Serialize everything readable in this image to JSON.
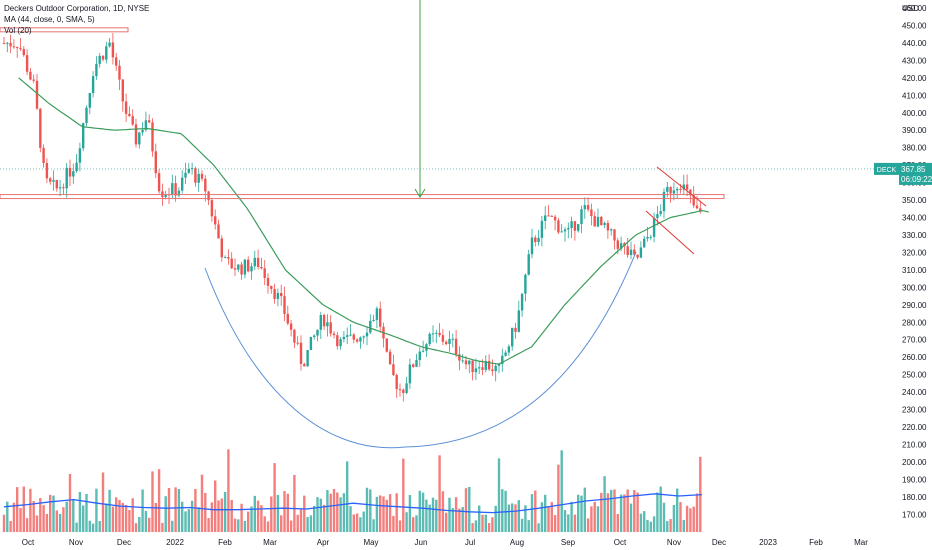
{
  "legend": {
    "title": "Deckers Outdoor Corporation, 1D, NYSE",
    "ma": "MA (44, close, 0, SMA, 5)",
    "vol": "Vol (20)"
  },
  "price_scale": {
    "currency": "USD",
    "ticks": [
      "460.00",
      "450.00",
      "440.00",
      "430.00",
      "420.00",
      "410.00",
      "400.00",
      "390.00",
      "380.00",
      "370.00",
      "360.00",
      "350.00",
      "340.00",
      "330.00",
      "320.00",
      "310.00",
      "300.00",
      "290.00",
      "280.00",
      "270.00",
      "260.00",
      "250.00",
      "240.00",
      "230.00",
      "220.00",
      "210.00",
      "200.00",
      "190.00",
      "180.00",
      "170.00"
    ]
  },
  "time_scale": {
    "ticks": [
      "Oct",
      "Nov",
      "Dec",
      "2022",
      "Feb",
      "Mar",
      "Apr",
      "May",
      "Jun",
      "Jul",
      "Aug",
      "Sep",
      "Oct",
      "Nov",
      "Dec",
      "2023",
      "Feb",
      "Mar"
    ]
  },
  "last_price": {
    "symbol": "DECK",
    "price": "367.85",
    "countdown": "06:09:22"
  },
  "chart_data": {
    "type": "candlestick",
    "symbol": "DECK",
    "interval": "1D",
    "exchange": "NYSE",
    "ylim": [
      166,
      466
    ],
    "ylabel": "USD",
    "close_series": {
      "x": [
        "2021-09-25",
        "2021-10-05",
        "2021-10-12",
        "2021-10-20",
        "2021-11-01",
        "2021-11-12",
        "2021-11-22",
        "2021-12-01",
        "2021-12-08",
        "2021-12-15",
        "2021-12-23",
        "2022-01-03",
        "2022-01-10",
        "2022-01-20",
        "2022-02-01",
        "2022-02-10",
        "2022-02-22",
        "2022-03-08",
        "2022-03-20",
        "2022-04-01",
        "2022-04-12",
        "2022-04-25",
        "2022-05-05",
        "2022-05-12",
        "2022-05-20",
        "2022-05-24",
        "2022-06-01",
        "2022-06-10",
        "2022-06-20",
        "2022-06-30",
        "2022-07-10",
        "2022-07-20",
        "2022-08-01",
        "2022-08-10",
        "2022-08-20",
        "2022-09-01",
        "2022-09-10",
        "2022-09-20",
        "2022-09-30",
        "2022-10-10",
        "2022-10-20",
        "2022-10-28",
        "2022-11-05",
        "2022-11-12",
        "2022-11-18",
        "2022-11-25"
      ],
      "values": [
        440,
        414,
        360,
        356,
        372,
        426,
        440,
        404,
        384,
        398,
        355,
        356,
        368,
        356,
        314,
        311,
        314,
        290,
        256,
        283,
        268,
        273,
        287,
        253,
        240,
        250,
        266,
        272,
        268,
        254,
        257,
        252,
        280,
        325,
        341,
        330,
        345,
        335,
        325,
        315,
        335,
        355,
        361,
        350,
        340,
        367.85
      ]
    },
    "moving_average": {
      "name": "MA (44, close, 0, SMA, 5)",
      "x": [
        "2021-09-25",
        "2021-10-15",
        "2021-11-05",
        "2021-11-25",
        "2021-12-15",
        "2022-01-05",
        "2022-01-25",
        "2022-02-15",
        "2022-03-10",
        "2022-04-01",
        "2022-04-20",
        "2022-05-15",
        "2022-06-01",
        "2022-06-20",
        "2022-07-05",
        "2022-07-20",
        "2022-08-10",
        "2022-08-30",
        "2022-09-20",
        "2022-10-10",
        "2022-10-30",
        "2022-11-20",
        "2022-11-25"
      ],
      "values": [
        420,
        405,
        392,
        390,
        391,
        388,
        370,
        345,
        310,
        290,
        280,
        272,
        266,
        262,
        258,
        256,
        266,
        290,
        312,
        330,
        340,
        344,
        343
      ]
    },
    "volume": {
      "name": "Vol (20)",
      "unit": "relative",
      "avg_values": [
        0.35,
        0.38,
        0.42,
        0.45,
        0.4,
        0.36,
        0.34,
        0.33,
        0.34,
        0.31,
        0.31,
        0.32,
        0.33,
        0.32,
        0.36,
        0.4,
        0.37,
        0.35,
        0.33,
        0.3,
        0.28,
        0.27,
        0.29,
        0.33,
        0.38,
        0.43,
        0.46,
        0.5,
        0.53,
        0.5,
        0.52
      ]
    },
    "horizontal_lines": [
      {
        "label": "resistance",
        "value": 352
      },
      {
        "label": "top",
        "value": 447.5
      }
    ],
    "annotations": [
      "cup curve",
      "down arrow",
      "falling wedge"
    ],
    "grid": false
  },
  "colors": {
    "up": "#26a69a",
    "down": "#ef5350",
    "ma": "#3c9c5a",
    "volume_avg": "#2962ff",
    "cup": "#5b8fd6",
    "wedge": "#e53935",
    "arrow": "#43a047",
    "resistance": "#e57373"
  }
}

> Written problem:
Copy out each record shown above without alteration, skipping any picture.

> Solved exercise:
Serialize everything readable in this image to JSON.
{
  "legend": {
    "title": "Deckers Outdoor Corporation, 1D, NYSE",
    "ma": "MA (44, close, 0, SMA, 5)",
    "vol": "Vol (20)"
  },
  "price_scale": {
    "currency": "USD",
    "ticks": [
      "460.00",
      "450.00",
      "440.00",
      "430.00",
      "420.00",
      "410.00",
      "400.00",
      "390.00",
      "380.00",
      "370.00",
      "360.00",
      "350.00",
      "340.00",
      "330.00",
      "320.00",
      "310.00",
      "300.00",
      "290.00",
      "280.00",
      "270.00",
      "260.00",
      "250.00",
      "240.00",
      "230.00",
      "220.00",
      "210.00",
      "200.00",
      "190.00",
      "180.00",
      "170.00"
    ]
  },
  "time_scale": {
    "ticks": [
      "Oct",
      "Nov",
      "Dec",
      "2022",
      "Feb",
      "Mar",
      "Apr",
      "May",
      "Jun",
      "Jul",
      "Aug",
      "Sep",
      "Oct",
      "Nov",
      "Dec",
      "2023",
      "Feb",
      "Mar"
    ]
  },
  "last_price": {
    "symbol": "DECK",
    "price": "367.85",
    "countdown": "06:09:22"
  },
  "chart_data": {
    "type": "candlestick",
    "symbol": "DECK",
    "interval": "1D",
    "exchange": "NYSE",
    "ylim": [
      166,
      466
    ],
    "ylabel": "USD",
    "close_series": {
      "x": [
        "2021-09-25",
        "2021-10-05",
        "2021-10-12",
        "2021-10-20",
        "2021-11-01",
        "2021-11-12",
        "2021-11-22",
        "2021-12-01",
        "2021-12-08",
        "2021-12-15",
        "2021-12-23",
        "2022-01-03",
        "2022-01-10",
        "2022-01-20",
        "2022-02-01",
        "2022-02-10",
        "2022-02-22",
        "2022-03-08",
        "2022-03-20",
        "2022-04-01",
        "2022-04-12",
        "2022-04-25",
        "2022-05-05",
        "2022-05-12",
        "2022-05-20",
        "2022-05-24",
        "2022-06-01",
        "2022-06-10",
        "2022-06-20",
        "2022-06-30",
        "2022-07-10",
        "2022-07-20",
        "2022-08-01",
        "2022-08-10",
        "2022-08-20",
        "2022-09-01",
        "2022-09-10",
        "2022-09-20",
        "2022-09-30",
        "2022-10-10",
        "2022-10-20",
        "2022-10-28",
        "2022-11-05",
        "2022-11-12",
        "2022-11-18",
        "2022-11-25"
      ],
      "values": [
        440,
        414,
        360,
        356,
        372,
        426,
        440,
        404,
        384,
        398,
        355,
        356,
        368,
        356,
        314,
        311,
        314,
        290,
        256,
        283,
        268,
        273,
        287,
        253,
        240,
        250,
        266,
        272,
        268,
        254,
        257,
        252,
        280,
        325,
        341,
        330,
        345,
        335,
        325,
        315,
        335,
        355,
        361,
        350,
        340,
        367.85
      ]
    },
    "moving_average": {
      "name": "MA (44, close, 0, SMA, 5)",
      "x": [
        "2021-09-25",
        "2021-10-15",
        "2021-11-05",
        "2021-11-25",
        "2021-12-15",
        "2022-01-05",
        "2022-01-25",
        "2022-02-15",
        "2022-03-10",
        "2022-04-01",
        "2022-04-20",
        "2022-05-15",
        "2022-06-01",
        "2022-06-20",
        "2022-07-05",
        "2022-07-20",
        "2022-08-10",
        "2022-08-30",
        "2022-09-20",
        "2022-10-10",
        "2022-10-30",
        "2022-11-20",
        "2022-11-25"
      ],
      "values": [
        420,
        405,
        392,
        390,
        391,
        388,
        370,
        345,
        310,
        290,
        280,
        272,
        266,
        262,
        258,
        256,
        266,
        290,
        312,
        330,
        340,
        344,
        343
      ]
    },
    "volume": {
      "name": "Vol (20)",
      "unit": "relative",
      "avg_values": [
        0.35,
        0.38,
        0.42,
        0.45,
        0.4,
        0.36,
        0.34,
        0.33,
        0.34,
        0.31,
        0.31,
        0.32,
        0.33,
        0.32,
        0.36,
        0.4,
        0.37,
        0.35,
        0.33,
        0.3,
        0.28,
        0.27,
        0.29,
        0.33,
        0.38,
        0.43,
        0.46,
        0.5,
        0.53,
        0.5,
        0.52
      ]
    },
    "horizontal_lines": [
      {
        "label": "resistance",
        "value": 352
      },
      {
        "label": "top",
        "value": 447.5
      }
    ],
    "annotations": [
      "cup curve",
      "down arrow",
      "falling wedge"
    ],
    "grid": false
  },
  "colors": {
    "up": "#26a69a",
    "down": "#ef5350",
    "ma": "#3c9c5a",
    "volume_avg": "#2962ff",
    "cup": "#5b8fd6",
    "wedge": "#e53935",
    "arrow": "#43a047",
    "resistance": "#e57373"
  }
}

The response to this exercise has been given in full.